Recast every line of the records below as a Markdown table with two columns, Row and Line, numbering the rows in order and leaving out blank lines.

** START OF DATA EXTRACT **

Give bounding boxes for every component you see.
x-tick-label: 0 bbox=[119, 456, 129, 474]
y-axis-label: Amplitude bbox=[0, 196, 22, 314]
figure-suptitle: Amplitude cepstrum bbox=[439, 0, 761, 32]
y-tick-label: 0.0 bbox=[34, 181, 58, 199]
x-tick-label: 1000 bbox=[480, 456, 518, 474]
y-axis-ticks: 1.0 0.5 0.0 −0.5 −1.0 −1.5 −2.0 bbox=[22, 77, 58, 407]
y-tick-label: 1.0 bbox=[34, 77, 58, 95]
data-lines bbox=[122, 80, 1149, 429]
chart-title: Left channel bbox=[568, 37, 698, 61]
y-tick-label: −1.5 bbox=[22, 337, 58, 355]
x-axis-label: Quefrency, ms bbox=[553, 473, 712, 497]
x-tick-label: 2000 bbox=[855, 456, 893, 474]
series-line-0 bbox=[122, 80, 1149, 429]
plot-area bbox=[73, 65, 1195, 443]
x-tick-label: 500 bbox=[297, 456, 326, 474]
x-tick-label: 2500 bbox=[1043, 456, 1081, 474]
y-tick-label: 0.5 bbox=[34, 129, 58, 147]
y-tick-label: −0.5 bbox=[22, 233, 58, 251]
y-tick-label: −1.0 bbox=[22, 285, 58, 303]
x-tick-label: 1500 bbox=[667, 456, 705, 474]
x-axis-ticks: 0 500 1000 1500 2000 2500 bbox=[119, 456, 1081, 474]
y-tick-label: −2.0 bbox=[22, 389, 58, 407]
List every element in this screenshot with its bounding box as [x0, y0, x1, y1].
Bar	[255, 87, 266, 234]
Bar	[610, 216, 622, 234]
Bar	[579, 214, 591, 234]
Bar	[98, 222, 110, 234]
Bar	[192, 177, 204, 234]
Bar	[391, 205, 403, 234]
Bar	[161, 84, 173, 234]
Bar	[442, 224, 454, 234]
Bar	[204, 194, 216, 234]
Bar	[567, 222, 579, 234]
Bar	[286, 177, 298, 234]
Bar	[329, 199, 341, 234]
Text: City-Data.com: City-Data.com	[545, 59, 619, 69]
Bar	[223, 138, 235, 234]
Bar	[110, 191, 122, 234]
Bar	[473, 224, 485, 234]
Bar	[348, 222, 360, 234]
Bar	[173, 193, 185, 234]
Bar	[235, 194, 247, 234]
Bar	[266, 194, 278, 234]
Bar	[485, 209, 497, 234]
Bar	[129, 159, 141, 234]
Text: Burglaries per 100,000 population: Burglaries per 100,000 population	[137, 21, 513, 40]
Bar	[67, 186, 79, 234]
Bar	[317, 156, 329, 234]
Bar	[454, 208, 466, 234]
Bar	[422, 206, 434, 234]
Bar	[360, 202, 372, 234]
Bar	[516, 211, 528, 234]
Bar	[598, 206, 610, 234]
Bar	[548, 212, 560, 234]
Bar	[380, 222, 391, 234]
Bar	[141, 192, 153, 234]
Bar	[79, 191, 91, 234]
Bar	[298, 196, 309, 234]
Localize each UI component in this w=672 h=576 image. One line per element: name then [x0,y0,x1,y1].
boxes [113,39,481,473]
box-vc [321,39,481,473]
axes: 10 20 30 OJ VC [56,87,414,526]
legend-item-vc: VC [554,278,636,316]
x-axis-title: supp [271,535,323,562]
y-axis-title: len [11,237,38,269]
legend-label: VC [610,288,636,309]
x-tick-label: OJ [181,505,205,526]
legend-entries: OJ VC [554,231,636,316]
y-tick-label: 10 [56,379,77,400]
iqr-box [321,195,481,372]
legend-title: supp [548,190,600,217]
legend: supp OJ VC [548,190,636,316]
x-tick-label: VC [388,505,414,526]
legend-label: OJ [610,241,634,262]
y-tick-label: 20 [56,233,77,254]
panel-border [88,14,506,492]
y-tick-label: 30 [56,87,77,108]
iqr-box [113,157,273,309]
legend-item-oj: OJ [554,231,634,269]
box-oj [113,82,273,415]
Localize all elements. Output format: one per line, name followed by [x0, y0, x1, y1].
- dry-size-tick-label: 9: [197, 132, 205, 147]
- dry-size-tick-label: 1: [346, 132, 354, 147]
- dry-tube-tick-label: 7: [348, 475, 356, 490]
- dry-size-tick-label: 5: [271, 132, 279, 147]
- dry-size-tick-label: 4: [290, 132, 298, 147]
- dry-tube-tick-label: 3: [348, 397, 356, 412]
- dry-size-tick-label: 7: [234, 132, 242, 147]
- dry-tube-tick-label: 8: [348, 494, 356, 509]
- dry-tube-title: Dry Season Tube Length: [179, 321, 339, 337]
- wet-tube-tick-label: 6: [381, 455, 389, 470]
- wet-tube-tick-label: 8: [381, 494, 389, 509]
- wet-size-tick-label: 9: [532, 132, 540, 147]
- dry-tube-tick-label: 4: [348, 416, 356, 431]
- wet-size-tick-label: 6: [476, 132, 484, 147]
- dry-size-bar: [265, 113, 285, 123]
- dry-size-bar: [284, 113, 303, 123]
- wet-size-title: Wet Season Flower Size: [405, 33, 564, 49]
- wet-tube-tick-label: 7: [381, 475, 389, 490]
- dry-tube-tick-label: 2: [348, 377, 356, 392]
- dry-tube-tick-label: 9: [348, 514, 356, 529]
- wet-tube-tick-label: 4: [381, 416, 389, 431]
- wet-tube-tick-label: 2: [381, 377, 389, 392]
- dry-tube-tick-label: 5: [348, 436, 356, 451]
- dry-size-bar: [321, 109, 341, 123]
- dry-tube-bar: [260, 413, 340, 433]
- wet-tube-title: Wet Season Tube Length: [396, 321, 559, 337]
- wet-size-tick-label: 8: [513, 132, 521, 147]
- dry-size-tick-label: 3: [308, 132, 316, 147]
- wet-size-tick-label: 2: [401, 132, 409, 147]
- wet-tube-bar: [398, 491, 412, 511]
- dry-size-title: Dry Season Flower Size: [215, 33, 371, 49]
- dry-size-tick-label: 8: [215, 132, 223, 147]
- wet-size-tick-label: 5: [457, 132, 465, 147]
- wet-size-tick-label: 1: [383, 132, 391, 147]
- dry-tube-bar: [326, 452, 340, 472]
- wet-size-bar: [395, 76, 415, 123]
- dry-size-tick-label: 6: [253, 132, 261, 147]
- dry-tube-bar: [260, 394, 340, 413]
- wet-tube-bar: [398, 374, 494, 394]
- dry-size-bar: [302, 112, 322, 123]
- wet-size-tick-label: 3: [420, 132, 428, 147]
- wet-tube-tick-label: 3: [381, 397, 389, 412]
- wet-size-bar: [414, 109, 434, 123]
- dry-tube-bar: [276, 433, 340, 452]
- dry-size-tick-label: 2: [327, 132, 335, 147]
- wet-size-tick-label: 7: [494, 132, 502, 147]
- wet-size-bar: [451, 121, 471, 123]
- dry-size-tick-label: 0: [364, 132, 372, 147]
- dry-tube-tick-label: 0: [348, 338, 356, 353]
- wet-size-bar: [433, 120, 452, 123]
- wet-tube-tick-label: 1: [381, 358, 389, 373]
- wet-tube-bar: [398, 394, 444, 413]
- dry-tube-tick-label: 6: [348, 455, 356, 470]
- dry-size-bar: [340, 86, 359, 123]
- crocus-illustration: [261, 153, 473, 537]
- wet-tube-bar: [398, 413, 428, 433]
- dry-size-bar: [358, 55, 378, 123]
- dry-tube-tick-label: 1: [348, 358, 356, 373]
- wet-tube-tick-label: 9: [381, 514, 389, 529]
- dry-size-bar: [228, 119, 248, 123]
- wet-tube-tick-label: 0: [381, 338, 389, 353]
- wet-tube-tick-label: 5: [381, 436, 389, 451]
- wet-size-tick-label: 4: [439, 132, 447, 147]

** END OF DATA EXTRACT **

• _REPLY_
| Row | Line |
|---|---|
| 1 | Give bounding boxes for every component you see. |
| 2 | x-tick-label: 0 bbox=[119, 456, 129, 474] |
| 3 | y-axis-label: Amplitude bbox=[0, 196, 22, 314] |
| 4 | figure-suptitle: Amplitude cepstrum bbox=[439, 0, 761, 32] |
| 5 | y-tick-label: 0.0 bbox=[34, 181, 58, 199] |
| 6 | x-tick-label: 1000 bbox=[480, 456, 518, 474] |
| 7 | y-axis-ticks: 1.0 0.5 0.0 −0.5 −1.0 −1.5 −2.0 bbox=[22, 77, 58, 407] |
| 8 | y-tick-label: 1.0 bbox=[34, 77, 58, 95] |
| 9 | data-lines bbox=[122, 80, 1149, 429] |
| 10 | chart-title: Left channel bbox=[568, 37, 698, 61] |
| 11 | y-tick-label: −1.5 bbox=[22, 337, 58, 355] |
| 12 | x-axis-label: Quefrency, ms bbox=[553, 473, 712, 497] |
| 13 | x-tick-label: 2000 bbox=[855, 456, 893, 474] |
| 14 | series-line-0 bbox=[122, 80, 1149, 429] |
| 15 | plot-area bbox=[73, 65, 1195, 443] |
| 16 | x-tick-label: 500 bbox=[297, 456, 326, 474] |
| 17 | x-tick-label: 2500 bbox=[1043, 456, 1081, 474] |
| 18 | y-tick-label: 0.5 bbox=[34, 129, 58, 147] |
| 19 | y-tick-label: −0.5 bbox=[22, 233, 58, 251] |
| 20 | y-tick-label: −1.0 bbox=[22, 285, 58, 303] |
| 21 | x-tick-label: 1500 bbox=[667, 456, 705, 474] |
| 22 | x-axis-ticks: 0 500 1000 1500 2000 2500 bbox=[119, 456, 1081, 474] |
| 23 | y-tick-label: −2.0 bbox=[22, 389, 58, 407] |
| 24 | List every element in this screenshot with its bounding box as [x0, y0, x1, y1]. |
| 25 | Bar	[255, 87, 266, 234] |
| 26 | Bar	[610, 216, 622, 234] |
| 27 | Bar	[579, 214, 591, 234] |
| 28 | Bar	[98, 222, 110, 234] |
| 29 | Bar	[192, 177, 204, 234] |
| 30 | Bar	[391, 205, 403, 234] |
| 31 | Bar	[161, 84, 173, 234] |
| 32 | Bar	[442, 224, 454, 234] |
| 33 | Bar	[204, 194, 216, 234] |
| 34 | Bar	[567, 222, 579, 234] |
| 35 | Bar	[286, 177, 298, 234] |
| 36 | Bar	[329, 199, 341, 234] |
| 37 | Text: City-Data.com: City-Data.com	[545, 59, 619, 69] |
| 38 | Bar	[223, 138, 235, 234] |
| 39 | Bar	[110, 191, 122, 234] |
| 40 | Bar	[473, 224, 485, 234] |
| 41 | Bar	[348, 222, 360, 234] |
| 42 | Bar	[173, 193, 185, 234] |
| 43 | Bar	[235, 194, 247, 234] |
| 44 | Bar	[266, 194, 278, 234] |
| 45 | Bar	[485, 209, 497, 234] |
| 46 | Bar	[129, 159, 141, 234] |
| 47 | Text: Burglaries per 100,000 population: Burglaries per 100,000 population	[137, 21, 513, 40] |
| 48 | Bar	[67, 186, 79, 234] |
| 49 | Bar	[317, 156, 329, 234] |
| 50 | Bar	[454, 208, 466, 234] |
| 51 | Bar	[422, 206, 434, 234] |
| 52 | Bar	[360, 202, 372, 234] |
| 53 | Bar	[516, 211, 528, 234] |
| 54 | Bar	[598, 206, 610, 234] |
| 55 | Bar	[548, 212, 560, 234] |
| 56 | Bar	[380, 222, 391, 234] |
| 57 | Bar	[141, 192, 153, 234] |
| 58 | Bar	[79, 191, 91, 234] |
| 59 | Bar	[298, 196, 309, 234] |
| 60 | Localize each UI component in this w=672 h=576 image. One line per element: name then [x0,y0,x1,y1]. |
| 61 | boxes [113,39,481,473] |
| 62 | box-vc [321,39,481,473] |
| 63 | axes: 10 20 30 OJ VC [56,87,414,526] |
| 64 | legend-item-vc: VC [554,278,636,316] |
| 65 | x-axis-title: supp [271,535,323,562] |
| 66 | y-axis-title: len [11,237,38,269] |
| 67 | legend-label: VC [610,288,636,309] |
| 68 | x-tick-label: OJ [181,505,205,526] |
| 69 | legend-entries: OJ VC [554,231,636,316] |
| 70 | y-tick-label: 10 [56,379,77,400] |
| 71 | iqr-box [321,195,481,372] |
| 72 | legend-title: supp [548,190,600,217] |
| 73 | legend: supp OJ VC [548,190,636,316] |
| 74 | x-tick-label: VC [388,505,414,526] |
| 75 | legend-label: OJ [610,241,634,262] |
| 76 | y-tick-label: 20 [56,233,77,254] |
| 77 | panel-border [88,14,506,492] |
| 78 | y-tick-label: 30 [56,87,77,108] |
| 79 | iqr-box [113,157,273,309] |
| 80 | legend-item-oj: OJ [554,231,634,269] |
| 81 | box-oj [113,82,273,415] |
| 82 | Localize all elements. Output format: one per line, name followed by [x0, y0, x1, y1]. |
| 83 | - dry-size-tick-label: 9: [197, 132, 205, 147] |
| 84 | - dry-size-tick-label: 1: [346, 132, 354, 147] |
| 85 | - dry-tube-tick-label: 7: [348, 475, 356, 490] |
| 86 | - dry-size-tick-label: 5: [271, 132, 279, 147] |
| 87 | - dry-size-tick-label: 4: [290, 132, 298, 147] |
| 88 | - dry-tube-tick-label: 3: [348, 397, 356, 412] |
| 89 | - dry-size-tick-label: 7: [234, 132, 242, 147] |
| 90 | - dry-tube-tick-label: 8: [348, 494, 356, 509] |
| 91 | - dry-tube-title: Dry Season Tube Length: [179, 321, 339, 337] |
| 92 | - wet-tube-tick-label: 6: [381, 455, 389, 470] |
| 93 | - wet-tube-tick-label: 8: [381, 494, 389, 509] |
| 94 | - wet-size-tick-label: 9: [532, 132, 540, 147] |
| 95 | - dry-tube-tick-label: 4: [348, 416, 356, 431] |
| 96 | - wet-size-tick-label: 6: [476, 132, 484, 147] |
| 97 | - dry-size-bar: [265, 113, 285, 123] |
| 98 | - dry-size-bar: [284, 113, 303, 123] |
| 99 | - wet-size-title: Wet Season Flower Size: [405, 33, 564, 49] |
| 100 | - wet-tube-tick-label: 7: [381, 475, 389, 490] |
| 101 | - dry-tube-tick-label: 2: [348, 377, 356, 392] |
| 102 | - dry-tube-tick-label: 9: [348, 514, 356, 529] |
| 103 | - wet-tube-tick-label: 4: [381, 416, 389, 431] |
| 104 | - wet-tube-tick-label: 2: [381, 377, 389, 392] |
| 105 | - dry-tube-tick-label: 5: [348, 436, 356, 451] |
| 106 | - dry-size-bar: [321, 109, 341, 123] |
| 107 | - dry-tube-bar: [260, 413, 340, 433] |
| 108 | - wet-tube-title: Wet Season Tube Length: [396, 321, 559, 337] |
| 109 | - wet-size-tick-label: 8: [513, 132, 521, 147] |
| 110 | - dry-size-tick-label: 3: [308, 132, 316, 147] |
| 111 | - wet-size-tick-label: 2: [401, 132, 409, 147] |
| 112 | - wet-tube-bar: [398, 491, 412, 511] |
| 113 | - dry-size-title: Dry Season Flower Size: [215, 33, 371, 49] |
| 114 | - dry-size-tick-label: 8: [215, 132, 223, 147] |
| 115 | - wet-size-tick-label: 5: [457, 132, 465, 147] |
| 116 | - wet-size-tick-label: 1: [383, 132, 391, 147] |
| 117 | - dry-tube-bar: [326, 452, 340, 472] |
| 118 | - wet-size-bar: [395, 76, 415, 123] |
| 119 | - dry-size-tick-label: 6: [253, 132, 261, 147] |
| 120 | - dry-tube-bar: [260, 394, 340, 413] |
| 121 | - wet-tube-bar: [398, 374, 494, 394] |
| 122 | - dry-size-bar: [302, 112, 322, 123] |
| 123 | - wet-size-tick-label: 3: [420, 132, 428, 147] |
| 124 | - wet-tube-tick-label: 3: [381, 397, 389, 412] |
| 125 | - wet-size-bar: [414, 109, 434, 123] |
| 126 | - dry-tube-bar: [276, 433, 340, 452] |
| 127 | - dry-size-tick-label: 2: [327, 132, 335, 147] |
| 128 | - wet-size-tick-label: 7: [494, 132, 502, 147] |
| 129 | - wet-size-bar: [451, 121, 471, 123] |
| 130 | - dry-size-tick-label: 0: [364, 132, 372, 147] |
| 131 | - dry-tube-tick-label: 0: [348, 338, 356, 353] |
| 132 | - wet-size-bar: [433, 120, 452, 123] |
| 133 | - wet-tube-tick-label: 1: [381, 358, 389, 373] |
| 134 | - wet-tube-bar: [398, 394, 444, 413] |
| 135 | - dry-tube-tick-label: 6: [348, 455, 356, 470] |
| 136 | - dry-size-bar: [340, 86, 359, 123] |
| 137 | - crocus-illustration: [261, 153, 473, 537] |
| 138 | - wet-tube-bar: [398, 413, 428, 433] |
| 139 | - dry-size-bar: [358, 55, 378, 123] |
| 140 | - dry-tube-tick-label: 1: [348, 358, 356, 373] |
| 141 | - wet-tube-tick-label: 9: [381, 514, 389, 529] |
| 142 | - dry-size-bar: [228, 119, 248, 123] |
| 143 | - wet-tube-tick-label: 0: [381, 338, 389, 353] |
| 144 | - wet-tube-tick-label: 5: [381, 436, 389, 451] |
| 145 | - wet-size-tick-label: 4: [439, 132, 447, 147] |